►

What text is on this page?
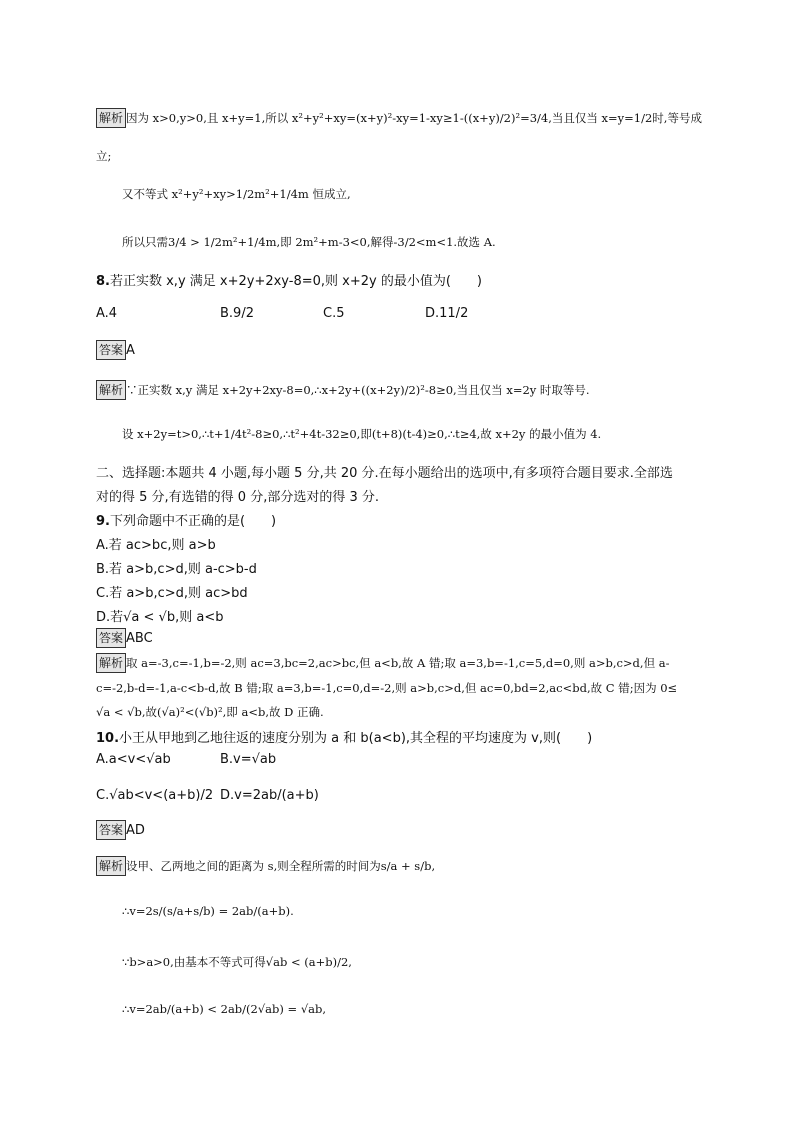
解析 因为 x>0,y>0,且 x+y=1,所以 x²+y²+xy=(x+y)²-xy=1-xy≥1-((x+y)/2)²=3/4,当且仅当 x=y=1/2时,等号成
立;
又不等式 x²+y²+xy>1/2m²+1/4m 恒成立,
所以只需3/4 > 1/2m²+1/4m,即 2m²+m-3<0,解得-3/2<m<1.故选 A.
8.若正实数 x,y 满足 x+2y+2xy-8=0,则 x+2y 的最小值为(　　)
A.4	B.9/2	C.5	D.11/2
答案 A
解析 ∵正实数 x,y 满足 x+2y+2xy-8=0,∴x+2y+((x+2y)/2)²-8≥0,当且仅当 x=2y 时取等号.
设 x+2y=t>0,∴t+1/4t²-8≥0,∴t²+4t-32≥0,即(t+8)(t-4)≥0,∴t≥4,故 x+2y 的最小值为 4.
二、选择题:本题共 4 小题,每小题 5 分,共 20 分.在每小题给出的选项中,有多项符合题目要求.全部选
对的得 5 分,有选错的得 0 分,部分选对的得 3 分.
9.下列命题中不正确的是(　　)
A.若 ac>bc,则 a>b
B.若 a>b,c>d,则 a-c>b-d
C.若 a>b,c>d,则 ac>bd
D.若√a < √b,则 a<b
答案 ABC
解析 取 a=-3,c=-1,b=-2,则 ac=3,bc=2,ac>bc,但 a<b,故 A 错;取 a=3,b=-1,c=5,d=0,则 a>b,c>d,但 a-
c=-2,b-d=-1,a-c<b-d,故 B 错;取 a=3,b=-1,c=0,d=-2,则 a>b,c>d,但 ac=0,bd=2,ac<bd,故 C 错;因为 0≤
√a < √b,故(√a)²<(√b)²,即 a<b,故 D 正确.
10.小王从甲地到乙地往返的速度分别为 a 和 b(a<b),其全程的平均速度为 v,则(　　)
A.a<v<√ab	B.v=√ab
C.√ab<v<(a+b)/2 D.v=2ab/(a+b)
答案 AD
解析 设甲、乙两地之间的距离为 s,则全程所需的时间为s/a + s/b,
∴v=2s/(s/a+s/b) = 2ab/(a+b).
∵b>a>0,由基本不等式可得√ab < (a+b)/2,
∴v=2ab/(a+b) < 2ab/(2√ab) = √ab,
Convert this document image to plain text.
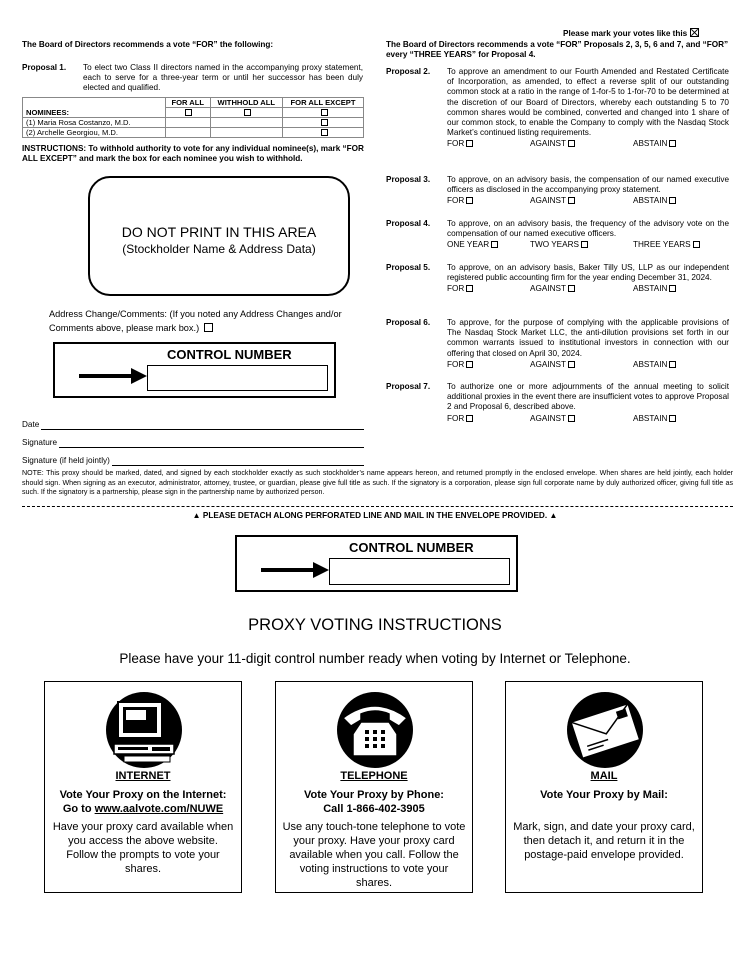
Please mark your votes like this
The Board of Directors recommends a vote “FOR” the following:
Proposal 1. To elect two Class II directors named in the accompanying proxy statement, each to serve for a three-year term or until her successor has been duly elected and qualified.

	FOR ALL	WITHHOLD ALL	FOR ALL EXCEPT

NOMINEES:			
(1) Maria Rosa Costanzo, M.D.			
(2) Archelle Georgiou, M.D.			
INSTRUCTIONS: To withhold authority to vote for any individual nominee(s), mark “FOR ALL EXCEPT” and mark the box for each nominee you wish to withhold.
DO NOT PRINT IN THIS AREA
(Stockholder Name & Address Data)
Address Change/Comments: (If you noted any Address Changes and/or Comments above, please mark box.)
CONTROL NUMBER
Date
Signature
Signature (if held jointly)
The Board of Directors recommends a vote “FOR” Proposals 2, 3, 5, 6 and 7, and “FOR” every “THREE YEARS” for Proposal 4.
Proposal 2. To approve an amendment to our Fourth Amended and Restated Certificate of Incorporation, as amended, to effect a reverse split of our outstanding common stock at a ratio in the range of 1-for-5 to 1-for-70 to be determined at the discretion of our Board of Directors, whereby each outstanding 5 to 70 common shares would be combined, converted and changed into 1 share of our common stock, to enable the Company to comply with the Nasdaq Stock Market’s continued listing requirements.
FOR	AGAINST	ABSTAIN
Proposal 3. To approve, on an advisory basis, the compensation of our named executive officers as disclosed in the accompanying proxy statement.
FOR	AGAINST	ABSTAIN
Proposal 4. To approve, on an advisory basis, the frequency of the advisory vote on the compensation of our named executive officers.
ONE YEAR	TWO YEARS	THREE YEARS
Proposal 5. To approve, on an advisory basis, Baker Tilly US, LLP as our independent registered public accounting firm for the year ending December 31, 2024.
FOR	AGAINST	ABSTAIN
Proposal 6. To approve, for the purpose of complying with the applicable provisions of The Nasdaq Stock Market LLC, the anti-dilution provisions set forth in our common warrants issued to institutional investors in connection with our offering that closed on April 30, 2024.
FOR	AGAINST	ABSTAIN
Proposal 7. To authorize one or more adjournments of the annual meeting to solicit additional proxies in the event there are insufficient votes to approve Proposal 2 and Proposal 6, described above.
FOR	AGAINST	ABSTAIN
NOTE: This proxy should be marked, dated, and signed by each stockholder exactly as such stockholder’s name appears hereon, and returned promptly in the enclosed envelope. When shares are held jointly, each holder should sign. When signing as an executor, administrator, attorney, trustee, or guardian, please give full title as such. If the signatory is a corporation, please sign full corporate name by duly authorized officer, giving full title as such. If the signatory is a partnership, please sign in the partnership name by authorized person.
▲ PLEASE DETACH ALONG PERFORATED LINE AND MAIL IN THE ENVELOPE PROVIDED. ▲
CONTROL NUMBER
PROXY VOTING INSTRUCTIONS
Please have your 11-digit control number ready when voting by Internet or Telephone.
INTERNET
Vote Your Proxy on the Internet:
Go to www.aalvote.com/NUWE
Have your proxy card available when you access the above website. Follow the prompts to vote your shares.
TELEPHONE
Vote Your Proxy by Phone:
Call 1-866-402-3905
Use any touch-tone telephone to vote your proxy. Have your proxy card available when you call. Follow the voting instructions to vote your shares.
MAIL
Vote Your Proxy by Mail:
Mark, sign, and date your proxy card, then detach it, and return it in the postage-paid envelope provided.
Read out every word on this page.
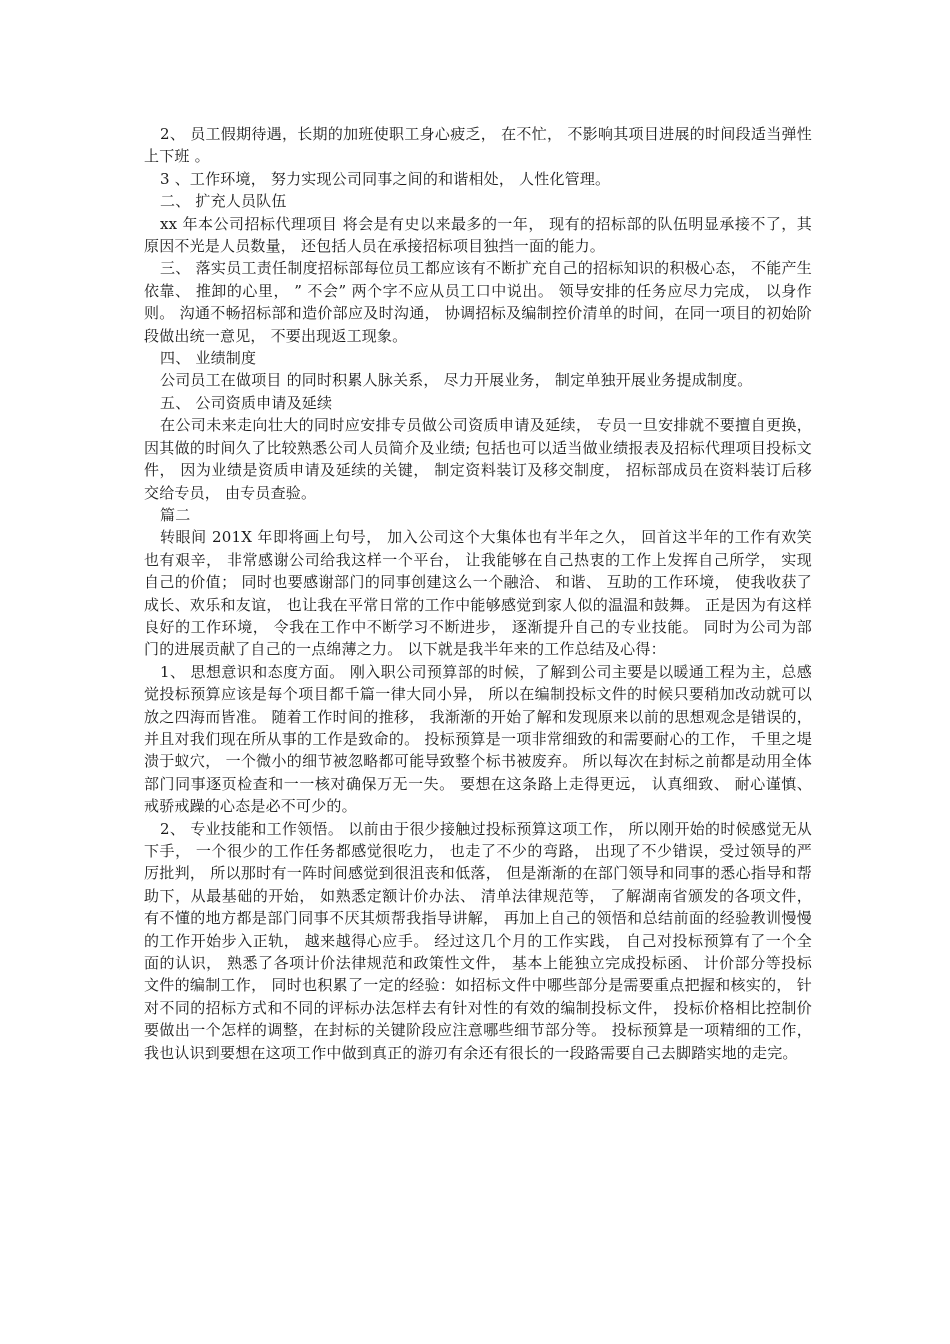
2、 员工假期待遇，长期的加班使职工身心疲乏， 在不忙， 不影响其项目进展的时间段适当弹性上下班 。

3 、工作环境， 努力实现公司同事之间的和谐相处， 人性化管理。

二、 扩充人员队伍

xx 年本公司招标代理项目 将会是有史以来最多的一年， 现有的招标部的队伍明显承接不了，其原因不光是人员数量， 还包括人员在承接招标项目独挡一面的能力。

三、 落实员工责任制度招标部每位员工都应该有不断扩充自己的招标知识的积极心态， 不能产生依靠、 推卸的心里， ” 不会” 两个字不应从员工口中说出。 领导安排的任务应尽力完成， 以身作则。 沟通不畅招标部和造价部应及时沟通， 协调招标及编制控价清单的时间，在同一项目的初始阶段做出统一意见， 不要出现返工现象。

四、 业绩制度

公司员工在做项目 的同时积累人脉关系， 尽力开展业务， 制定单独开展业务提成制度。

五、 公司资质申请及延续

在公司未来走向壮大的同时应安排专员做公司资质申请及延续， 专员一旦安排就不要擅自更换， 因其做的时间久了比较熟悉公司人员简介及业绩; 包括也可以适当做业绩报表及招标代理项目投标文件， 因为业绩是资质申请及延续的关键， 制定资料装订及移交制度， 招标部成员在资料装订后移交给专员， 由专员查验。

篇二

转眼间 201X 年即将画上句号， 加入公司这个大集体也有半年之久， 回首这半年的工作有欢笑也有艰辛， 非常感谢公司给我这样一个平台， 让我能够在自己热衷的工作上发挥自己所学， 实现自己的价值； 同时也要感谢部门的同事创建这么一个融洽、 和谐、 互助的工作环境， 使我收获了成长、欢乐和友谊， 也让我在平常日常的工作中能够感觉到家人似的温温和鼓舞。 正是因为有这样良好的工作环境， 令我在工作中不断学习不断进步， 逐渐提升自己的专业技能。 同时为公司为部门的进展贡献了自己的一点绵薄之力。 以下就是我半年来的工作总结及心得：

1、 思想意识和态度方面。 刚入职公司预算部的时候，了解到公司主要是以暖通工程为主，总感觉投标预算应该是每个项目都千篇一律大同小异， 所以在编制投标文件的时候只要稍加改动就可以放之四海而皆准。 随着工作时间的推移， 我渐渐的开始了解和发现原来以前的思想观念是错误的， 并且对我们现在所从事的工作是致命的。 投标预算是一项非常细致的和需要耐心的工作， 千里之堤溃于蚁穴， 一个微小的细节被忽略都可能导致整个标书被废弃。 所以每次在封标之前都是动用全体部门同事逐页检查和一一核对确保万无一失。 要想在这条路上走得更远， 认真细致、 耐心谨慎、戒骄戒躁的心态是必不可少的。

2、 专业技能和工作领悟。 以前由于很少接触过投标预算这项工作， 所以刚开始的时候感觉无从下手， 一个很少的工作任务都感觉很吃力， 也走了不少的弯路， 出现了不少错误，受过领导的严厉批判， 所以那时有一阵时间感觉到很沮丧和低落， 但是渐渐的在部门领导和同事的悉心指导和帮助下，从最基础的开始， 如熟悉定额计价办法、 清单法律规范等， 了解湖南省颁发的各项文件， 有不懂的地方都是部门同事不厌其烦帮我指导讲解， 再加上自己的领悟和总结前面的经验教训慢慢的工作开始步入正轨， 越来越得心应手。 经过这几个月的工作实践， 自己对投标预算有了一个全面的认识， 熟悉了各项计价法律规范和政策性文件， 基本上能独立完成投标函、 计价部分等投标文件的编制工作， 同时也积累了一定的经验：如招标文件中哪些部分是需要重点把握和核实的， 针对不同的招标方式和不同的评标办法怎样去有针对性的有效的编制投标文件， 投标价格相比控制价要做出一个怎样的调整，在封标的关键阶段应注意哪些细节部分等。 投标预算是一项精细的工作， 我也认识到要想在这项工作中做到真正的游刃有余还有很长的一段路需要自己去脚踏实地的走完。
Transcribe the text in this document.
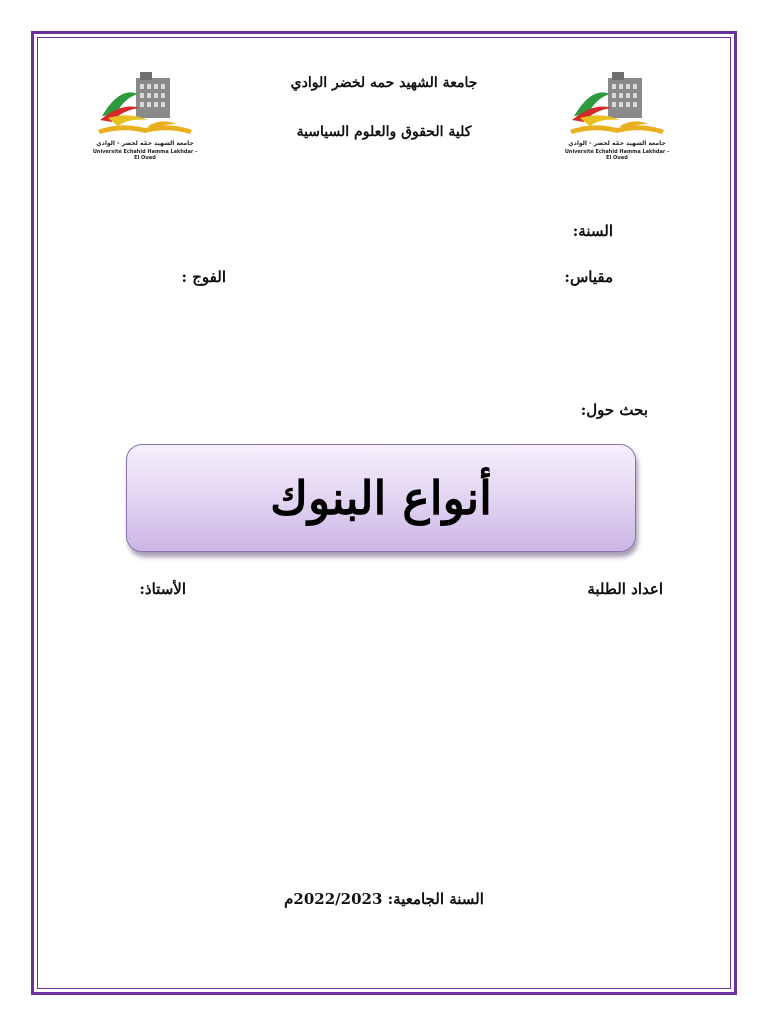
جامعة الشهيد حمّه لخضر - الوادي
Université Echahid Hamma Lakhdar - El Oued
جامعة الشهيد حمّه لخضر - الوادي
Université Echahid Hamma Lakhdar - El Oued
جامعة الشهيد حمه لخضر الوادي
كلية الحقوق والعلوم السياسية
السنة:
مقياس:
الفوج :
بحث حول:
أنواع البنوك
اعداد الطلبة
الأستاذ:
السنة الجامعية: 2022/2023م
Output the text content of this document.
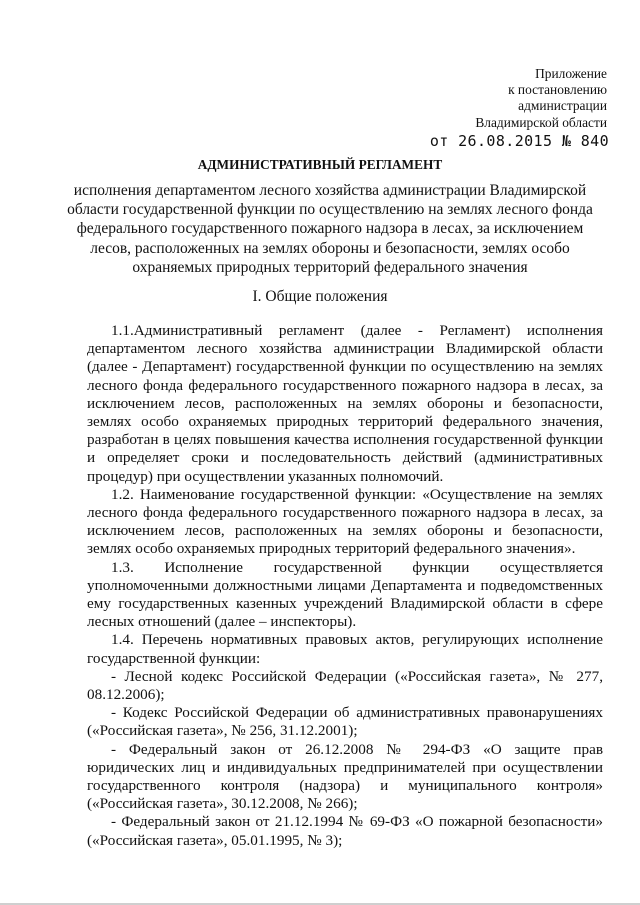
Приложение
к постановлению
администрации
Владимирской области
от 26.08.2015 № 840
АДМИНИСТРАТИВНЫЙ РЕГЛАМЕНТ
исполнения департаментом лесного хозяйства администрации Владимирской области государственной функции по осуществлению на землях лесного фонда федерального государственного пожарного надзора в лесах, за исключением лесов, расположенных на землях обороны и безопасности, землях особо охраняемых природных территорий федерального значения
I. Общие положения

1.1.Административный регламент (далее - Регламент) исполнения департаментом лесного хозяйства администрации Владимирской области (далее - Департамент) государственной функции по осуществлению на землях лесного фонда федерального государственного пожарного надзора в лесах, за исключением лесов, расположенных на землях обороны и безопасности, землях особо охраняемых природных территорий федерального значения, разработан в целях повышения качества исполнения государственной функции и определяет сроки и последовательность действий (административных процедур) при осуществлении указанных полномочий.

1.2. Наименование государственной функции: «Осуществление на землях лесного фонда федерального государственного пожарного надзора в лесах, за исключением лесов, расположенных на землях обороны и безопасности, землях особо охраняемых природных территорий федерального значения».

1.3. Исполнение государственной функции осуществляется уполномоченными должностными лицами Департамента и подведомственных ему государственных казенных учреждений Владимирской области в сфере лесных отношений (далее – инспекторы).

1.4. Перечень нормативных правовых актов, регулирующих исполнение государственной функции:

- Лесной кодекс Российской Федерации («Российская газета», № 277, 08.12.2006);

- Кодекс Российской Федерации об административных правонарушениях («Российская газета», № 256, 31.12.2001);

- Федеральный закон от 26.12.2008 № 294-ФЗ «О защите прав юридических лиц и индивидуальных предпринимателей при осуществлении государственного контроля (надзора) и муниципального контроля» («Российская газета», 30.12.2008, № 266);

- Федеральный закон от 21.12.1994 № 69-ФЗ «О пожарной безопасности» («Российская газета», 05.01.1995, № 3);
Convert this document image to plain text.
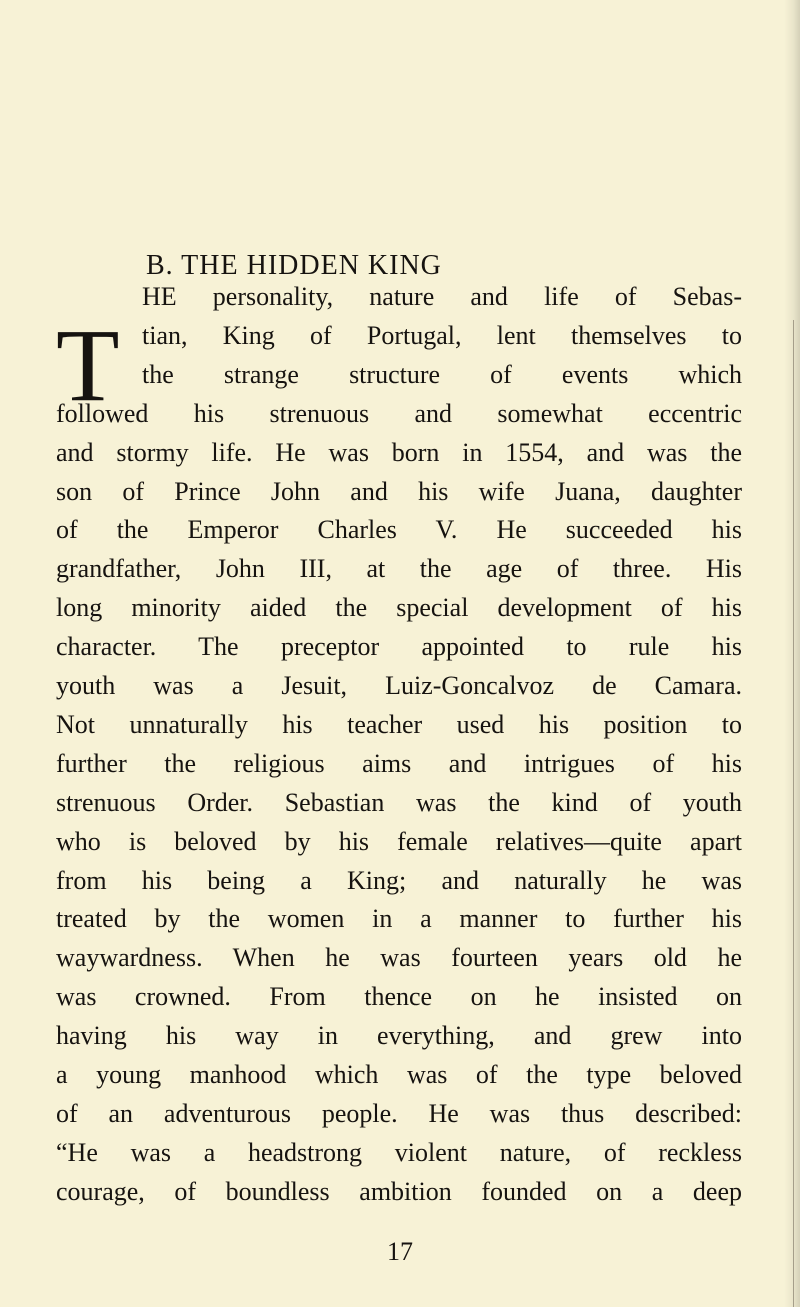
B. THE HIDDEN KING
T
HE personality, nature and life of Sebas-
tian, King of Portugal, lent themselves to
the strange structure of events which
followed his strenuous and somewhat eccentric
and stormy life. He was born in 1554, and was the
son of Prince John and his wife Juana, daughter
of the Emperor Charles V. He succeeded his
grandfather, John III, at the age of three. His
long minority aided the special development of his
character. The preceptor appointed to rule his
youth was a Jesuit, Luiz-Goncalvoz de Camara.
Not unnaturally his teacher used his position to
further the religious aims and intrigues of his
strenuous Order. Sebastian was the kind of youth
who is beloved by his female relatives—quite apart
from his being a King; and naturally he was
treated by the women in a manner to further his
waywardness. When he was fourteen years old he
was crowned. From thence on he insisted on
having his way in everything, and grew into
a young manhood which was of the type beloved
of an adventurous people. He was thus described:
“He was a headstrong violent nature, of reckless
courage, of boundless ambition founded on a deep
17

◄

EXERCISE DETAILS
Search the material above for "John". Pull out each line where it shows up.

RESPONSE BELOW
son of Prince John and his wife Juana, daughter
grandfather, John III, at the age of three. His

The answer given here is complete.